▸ **Problem statement**:
The entries below contain pictures. Retype everything except those pictures, exactly as given.

-- BEGIN Extracted entries --

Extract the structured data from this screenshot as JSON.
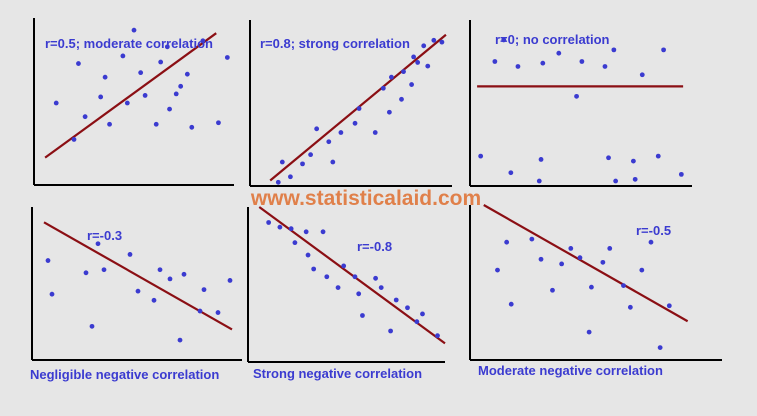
{
  "watermark": "www.statisticalaid.com",
  "colors": {
    "point": "#3b3bd0",
    "line": "#8b0f14",
    "label": "#3b3bd0",
    "axis": "#000000",
    "watermark": "#e0804a",
    "background": "#e6e6e6"
  },
  "chart_data": [
    {
      "type": "scatter",
      "label": "r=0.5; moderate correlation",
      "caption": "",
      "points": [
        [
          1,
          5.4
        ],
        [
          1.8,
          3
        ],
        [
          2,
          8
        ],
        [
          2.3,
          4.5
        ],
        [
          3,
          5.8
        ],
        [
          3.2,
          7.1
        ],
        [
          3.4,
          4
        ],
        [
          4,
          8.5
        ],
        [
          4.2,
          5.4
        ],
        [
          4.5,
          10.2
        ],
        [
          4.8,
          7.4
        ],
        [
          5,
          5.9
        ],
        [
          5.5,
          4
        ],
        [
          5.7,
          8.1
        ],
        [
          6,
          9.1
        ],
        [
          6.1,
          5
        ],
        [
          6.4,
          6
        ],
        [
          6.6,
          6.5
        ],
        [
          6.9,
          7.3
        ],
        [
          7.1,
          3.8
        ],
        [
          7.6,
          9.5
        ],
        [
          8.3,
          4.1
        ],
        [
          8.7,
          8.4
        ]
      ],
      "line": [
        [
          0.5,
          1.8
        ],
        [
          8.2,
          10
        ]
      ]
    },
    {
      "type": "scatter",
      "label": "r=0.8; strong correlation",
      "caption": "",
      "points": [
        [
          1.4,
          0.2
        ],
        [
          1.6,
          1.3
        ],
        [
          2,
          0.5
        ],
        [
          2.6,
          1.2
        ],
        [
          3,
          1.7
        ],
        [
          3.3,
          3.1
        ],
        [
          3.9,
          2.4
        ],
        [
          4.1,
          1.3
        ],
        [
          4.5,
          2.9
        ],
        [
          5.2,
          3.4
        ],
        [
          5.4,
          4.2
        ],
        [
          6.2,
          2.9
        ],
        [
          6.6,
          5.3
        ],
        [
          6.9,
          4
        ],
        [
          7,
          5.9
        ],
        [
          7.5,
          4.7
        ],
        [
          7.6,
          6.2
        ],
        [
          8,
          5.5
        ],
        [
          8.1,
          7
        ],
        [
          8.3,
          6.7
        ],
        [
          8.6,
          7.6
        ],
        [
          8.8,
          6.5
        ],
        [
          9.1,
          7.9
        ],
        [
          9.5,
          7.8
        ]
      ],
      "line": [
        [
          1,
          0.3
        ],
        [
          9.7,
          8.2
        ]
      ]
    },
    {
      "type": "scatter",
      "label": "r=0",
      "label_suffix": "; no correlation",
      "caption": "",
      "points": [
        [
          0.6,
          1.8
        ],
        [
          1.4,
          7.5
        ],
        [
          1.9,
          8.8
        ],
        [
          2.3,
          0.8
        ],
        [
          2.7,
          7.2
        ],
        [
          3.9,
          0.3
        ],
        [
          4,
          1.6
        ],
        [
          4.1,
          7.4
        ],
        [
          5,
          8
        ],
        [
          6,
          5.4
        ],
        [
          6.3,
          7.5
        ],
        [
          7.6,
          7.2
        ],
        [
          7.8,
          1.7
        ],
        [
          8.1,
          8.2
        ],
        [
          8.2,
          0.3
        ],
        [
          9.2,
          1.5
        ],
        [
          9.3,
          0.4
        ],
        [
          9.7,
          6.7
        ],
        [
          10.6,
          1.8
        ],
        [
          10.9,
          8.2
        ],
        [
          11.9,
          0.7
        ]
      ],
      "line": [
        [
          0.4,
          6
        ],
        [
          12,
          6
        ]
      ]
    },
    {
      "type": "scatter",
      "label": "r=-0.3",
      "caption": "Negligible negative correlation",
      "points": [
        [
          0.8,
          6.5
        ],
        [
          1,
          4.3
        ],
        [
          2.7,
          5.7
        ],
        [
          3,
          2.2
        ],
        [
          3.3,
          7.6
        ],
        [
          3.6,
          5.9
        ],
        [
          4.9,
          6.9
        ],
        [
          5.3,
          4.5
        ],
        [
          6.1,
          3.9
        ],
        [
          6.4,
          5.9
        ],
        [
          6.9,
          5.3
        ],
        [
          7.4,
          1.3
        ],
        [
          7.6,
          5.6
        ],
        [
          8.4,
          3.2
        ],
        [
          8.6,
          4.6
        ],
        [
          9.3,
          3.1
        ],
        [
          9.9,
          5.2
        ]
      ],
      "line": [
        [
          0.6,
          9
        ],
        [
          10,
          2
        ]
      ]
    },
    {
      "type": "scatter",
      "label": "r=-0.8",
      "caption": "Strong negative correlation",
      "points": [
        [
          1.1,
          9
        ],
        [
          1.7,
          8.7
        ],
        [
          2.3,
          8.6
        ],
        [
          2.5,
          7.7
        ],
        [
          3.1,
          8.4
        ],
        [
          3.2,
          6.9
        ],
        [
          3.5,
          6
        ],
        [
          4,
          8.4
        ],
        [
          4.2,
          5.5
        ],
        [
          4.8,
          4.8
        ],
        [
          5.1,
          6.2
        ],
        [
          5.7,
          5.5
        ],
        [
          5.9,
          4.4
        ],
        [
          6.1,
          3
        ],
        [
          6.8,
          5.4
        ],
        [
          7.1,
          4.8
        ],
        [
          7.6,
          2
        ],
        [
          7.9,
          4
        ],
        [
          8.5,
          3.5
        ],
        [
          9,
          2.6
        ],
        [
          9.3,
          3.1
        ],
        [
          10.1,
          1.7
        ]
      ],
      "line": [
        [
          0.6,
          10
        ],
        [
          10.5,
          1.2
        ]
      ]
    },
    {
      "type": "scatter",
      "label": "r=-0.5",
      "caption": "Moderate negative correlation",
      "points": [
        [
          1.2,
          5.8
        ],
        [
          1.6,
          7.6
        ],
        [
          1.8,
          3.6
        ],
        [
          2.7,
          7.8
        ],
        [
          3.1,
          6.5
        ],
        [
          3.6,
          4.5
        ],
        [
          4,
          6.2
        ],
        [
          4.4,
          7.2
        ],
        [
          4.8,
          6.6
        ],
        [
          5.2,
          1.8
        ],
        [
          5.3,
          4.7
        ],
        [
          5.8,
          6.3
        ],
        [
          6.1,
          7.2
        ],
        [
          6.7,
          4.8
        ],
        [
          7,
          3.4
        ],
        [
          7.5,
          5.8
        ],
        [
          7.9,
          7.6
        ],
        [
          8.3,
          0.8
        ],
        [
          8.7,
          3.5
        ]
      ],
      "line": [
        [
          0.6,
          10
        ],
        [
          9.5,
          2.5
        ]
      ]
    }
  ]
}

-- END Extracted entries --

▸ **Answer to the exercise**:
Extract the structured data from this screenshot as JSON.
{
  "watermark": "www.statisticalaid.com",
  "colors": {
    "point": "#3b3bd0",
    "line": "#8b0f14",
    "label": "#3b3bd0",
    "axis": "#000000",
    "watermark": "#e0804a",
    "background": "#e6e6e6"
  },
  "chart_data": [
    {
      "type": "scatter",
      "label": "r=0.5; moderate correlation",
      "caption": "",
      "points": [
        [
          1,
          5.4
        ],
        [
          1.8,
          3
        ],
        [
          2,
          8
        ],
        [
          2.3,
          4.5
        ],
        [
          3,
          5.8
        ],
        [
          3.2,
          7.1
        ],
        [
          3.4,
          4
        ],
        [
          4,
          8.5
        ],
        [
          4.2,
          5.4
        ],
        [
          4.5,
          10.2
        ],
        [
          4.8,
          7.4
        ],
        [
          5,
          5.9
        ],
        [
          5.5,
          4
        ],
        [
          5.7,
          8.1
        ],
        [
          6,
          9.1
        ],
        [
          6.1,
          5
        ],
        [
          6.4,
          6
        ],
        [
          6.6,
          6.5
        ],
        [
          6.9,
          7.3
        ],
        [
          7.1,
          3.8
        ],
        [
          7.6,
          9.5
        ],
        [
          8.3,
          4.1
        ],
        [
          8.7,
          8.4
        ]
      ],
      "line": [
        [
          0.5,
          1.8
        ],
        [
          8.2,
          10
        ]
      ]
    },
    {
      "type": "scatter",
      "label": "r=0.8; strong correlation",
      "caption": "",
      "points": [
        [
          1.4,
          0.2
        ],
        [
          1.6,
          1.3
        ],
        [
          2,
          0.5
        ],
        [
          2.6,
          1.2
        ],
        [
          3,
          1.7
        ],
        [
          3.3,
          3.1
        ],
        [
          3.9,
          2.4
        ],
        [
          4.1,
          1.3
        ],
        [
          4.5,
          2.9
        ],
        [
          5.2,
          3.4
        ],
        [
          5.4,
          4.2
        ],
        [
          6.2,
          2.9
        ],
        [
          6.6,
          5.3
        ],
        [
          6.9,
          4
        ],
        [
          7,
          5.9
        ],
        [
          7.5,
          4.7
        ],
        [
          7.6,
          6.2
        ],
        [
          8,
          5.5
        ],
        [
          8.1,
          7
        ],
        [
          8.3,
          6.7
        ],
        [
          8.6,
          7.6
        ],
        [
          8.8,
          6.5
        ],
        [
          9.1,
          7.9
        ],
        [
          9.5,
          7.8
        ]
      ],
      "line": [
        [
          1,
          0.3
        ],
        [
          9.7,
          8.2
        ]
      ]
    },
    {
      "type": "scatter",
      "label": "r=0",
      "label_suffix": "; no correlation",
      "caption": "",
      "points": [
        [
          0.6,
          1.8
        ],
        [
          1.4,
          7.5
        ],
        [
          1.9,
          8.8
        ],
        [
          2.3,
          0.8
        ],
        [
          2.7,
          7.2
        ],
        [
          3.9,
          0.3
        ],
        [
          4,
          1.6
        ],
        [
          4.1,
          7.4
        ],
        [
          5,
          8
        ],
        [
          6,
          5.4
        ],
        [
          6.3,
          7.5
        ],
        [
          7.6,
          7.2
        ],
        [
          7.8,
          1.7
        ],
        [
          8.1,
          8.2
        ],
        [
          8.2,
          0.3
        ],
        [
          9.2,
          1.5
        ],
        [
          9.3,
          0.4
        ],
        [
          9.7,
          6.7
        ],
        [
          10.6,
          1.8
        ],
        [
          10.9,
          8.2
        ],
        [
          11.9,
          0.7
        ]
      ],
      "line": [
        [
          0.4,
          6
        ],
        [
          12,
          6
        ]
      ]
    },
    {
      "type": "scatter",
      "label": "r=-0.3",
      "caption": "Negligible negative correlation",
      "points": [
        [
          0.8,
          6.5
        ],
        [
          1,
          4.3
        ],
        [
          2.7,
          5.7
        ],
        [
          3,
          2.2
        ],
        [
          3.3,
          7.6
        ],
        [
          3.6,
          5.9
        ],
        [
          4.9,
          6.9
        ],
        [
          5.3,
          4.5
        ],
        [
          6.1,
          3.9
        ],
        [
          6.4,
          5.9
        ],
        [
          6.9,
          5.3
        ],
        [
          7.4,
          1.3
        ],
        [
          7.6,
          5.6
        ],
        [
          8.4,
          3.2
        ],
        [
          8.6,
          4.6
        ],
        [
          9.3,
          3.1
        ],
        [
          9.9,
          5.2
        ]
      ],
      "line": [
        [
          0.6,
          9
        ],
        [
          10,
          2
        ]
      ]
    },
    {
      "type": "scatter",
      "label": "r=-0.8",
      "caption": "Strong negative correlation",
      "points": [
        [
          1.1,
          9
        ],
        [
          1.7,
          8.7
        ],
        [
          2.3,
          8.6
        ],
        [
          2.5,
          7.7
        ],
        [
          3.1,
          8.4
        ],
        [
          3.2,
          6.9
        ],
        [
          3.5,
          6
        ],
        [
          4,
          8.4
        ],
        [
          4.2,
          5.5
        ],
        [
          4.8,
          4.8
        ],
        [
          5.1,
          6.2
        ],
        [
          5.7,
          5.5
        ],
        [
          5.9,
          4.4
        ],
        [
          6.1,
          3
        ],
        [
          6.8,
          5.4
        ],
        [
          7.1,
          4.8
        ],
        [
          7.6,
          2
        ],
        [
          7.9,
          4
        ],
        [
          8.5,
          3.5
        ],
        [
          9,
          2.6
        ],
        [
          9.3,
          3.1
        ],
        [
          10.1,
          1.7
        ]
      ],
      "line": [
        [
          0.6,
          10
        ],
        [
          10.5,
          1.2
        ]
      ]
    },
    {
      "type": "scatter",
      "label": "r=-0.5",
      "caption": "Moderate negative correlation",
      "points": [
        [
          1.2,
          5.8
        ],
        [
          1.6,
          7.6
        ],
        [
          1.8,
          3.6
        ],
        [
          2.7,
          7.8
        ],
        [
          3.1,
          6.5
        ],
        [
          3.6,
          4.5
        ],
        [
          4,
          6.2
        ],
        [
          4.4,
          7.2
        ],
        [
          4.8,
          6.6
        ],
        [
          5.2,
          1.8
        ],
        [
          5.3,
          4.7
        ],
        [
          5.8,
          6.3
        ],
        [
          6.1,
          7.2
        ],
        [
          6.7,
          4.8
        ],
        [
          7,
          3.4
        ],
        [
          7.5,
          5.8
        ],
        [
          7.9,
          7.6
        ],
        [
          8.3,
          0.8
        ],
        [
          8.7,
          3.5
        ]
      ],
      "line": [
        [
          0.6,
          10
        ],
        [
          9.5,
          2.5
        ]
      ]
    }
  ]
}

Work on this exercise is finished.